** Start **

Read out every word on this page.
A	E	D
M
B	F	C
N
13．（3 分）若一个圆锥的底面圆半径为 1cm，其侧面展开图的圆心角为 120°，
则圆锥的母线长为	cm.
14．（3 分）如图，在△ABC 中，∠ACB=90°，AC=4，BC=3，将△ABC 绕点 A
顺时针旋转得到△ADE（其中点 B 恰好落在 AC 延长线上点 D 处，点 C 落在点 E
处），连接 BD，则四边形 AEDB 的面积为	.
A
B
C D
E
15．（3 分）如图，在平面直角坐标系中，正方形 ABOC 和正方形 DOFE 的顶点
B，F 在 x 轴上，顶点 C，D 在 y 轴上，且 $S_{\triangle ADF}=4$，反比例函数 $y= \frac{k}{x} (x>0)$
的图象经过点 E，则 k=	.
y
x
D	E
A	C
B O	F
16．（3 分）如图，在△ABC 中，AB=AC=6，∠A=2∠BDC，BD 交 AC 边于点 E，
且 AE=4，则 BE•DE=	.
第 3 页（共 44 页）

** End **
** Start **

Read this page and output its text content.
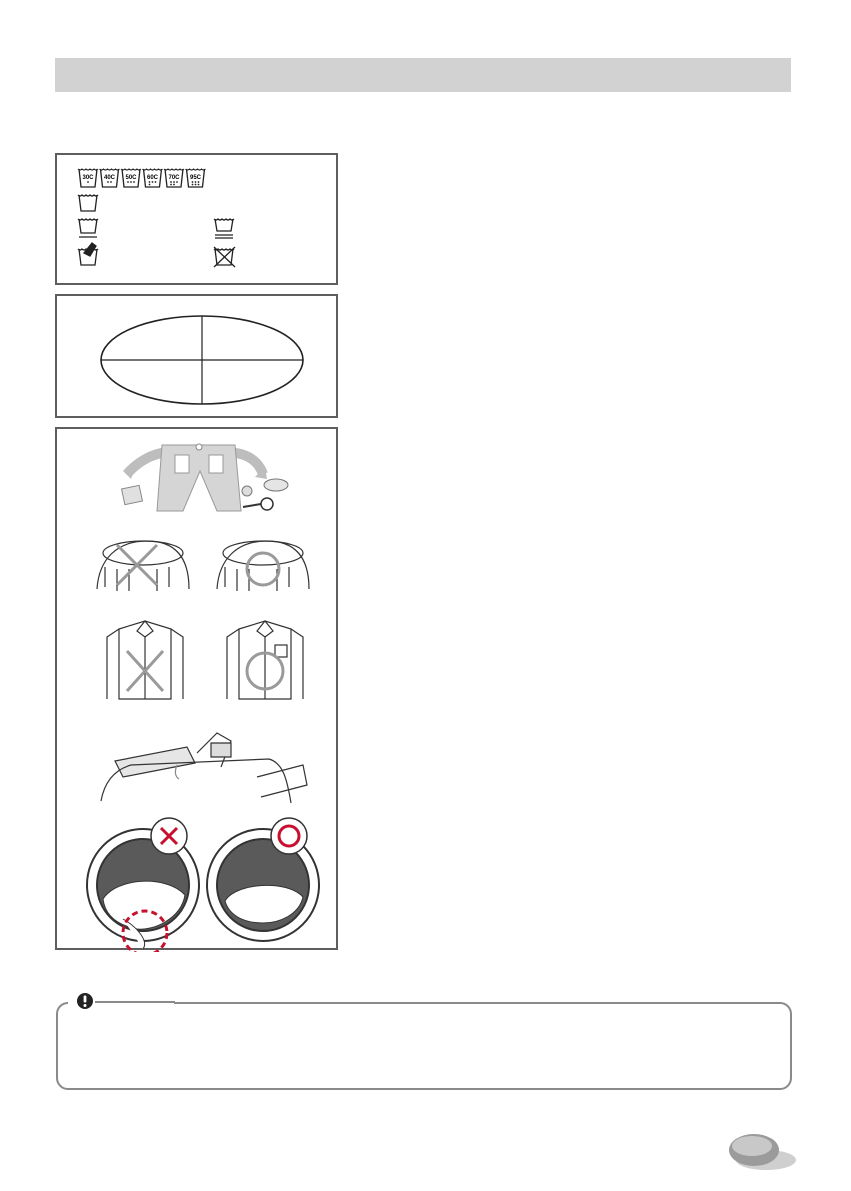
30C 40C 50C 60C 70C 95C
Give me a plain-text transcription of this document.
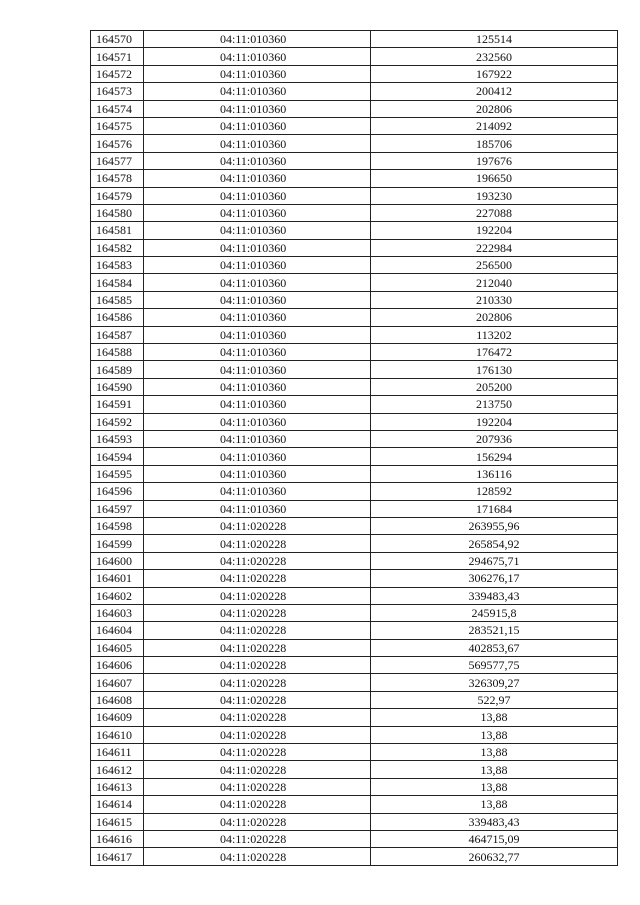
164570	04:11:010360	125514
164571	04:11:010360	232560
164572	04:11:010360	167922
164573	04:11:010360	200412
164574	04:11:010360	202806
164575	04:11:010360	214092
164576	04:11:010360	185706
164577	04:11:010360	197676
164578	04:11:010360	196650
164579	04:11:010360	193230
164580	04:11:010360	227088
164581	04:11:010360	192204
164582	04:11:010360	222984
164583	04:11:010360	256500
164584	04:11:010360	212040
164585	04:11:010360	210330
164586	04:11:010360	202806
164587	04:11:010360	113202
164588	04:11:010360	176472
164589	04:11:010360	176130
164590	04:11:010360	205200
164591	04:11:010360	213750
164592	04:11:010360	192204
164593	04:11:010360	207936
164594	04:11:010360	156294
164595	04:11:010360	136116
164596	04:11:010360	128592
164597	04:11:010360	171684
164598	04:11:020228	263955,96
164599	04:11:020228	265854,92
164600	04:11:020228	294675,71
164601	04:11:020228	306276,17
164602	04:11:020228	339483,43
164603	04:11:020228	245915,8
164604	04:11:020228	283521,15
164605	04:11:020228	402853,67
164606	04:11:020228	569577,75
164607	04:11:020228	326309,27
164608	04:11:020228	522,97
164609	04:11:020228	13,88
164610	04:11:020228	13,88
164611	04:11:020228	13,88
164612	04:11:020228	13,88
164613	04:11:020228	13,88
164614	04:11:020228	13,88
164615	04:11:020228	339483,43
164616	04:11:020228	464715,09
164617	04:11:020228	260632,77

** End **

Directions for this task.
Your task is to pick out every line with the string "Read" and copy it.

Solution to this problem.
Read out every word on this page.
Read this page and output its text content.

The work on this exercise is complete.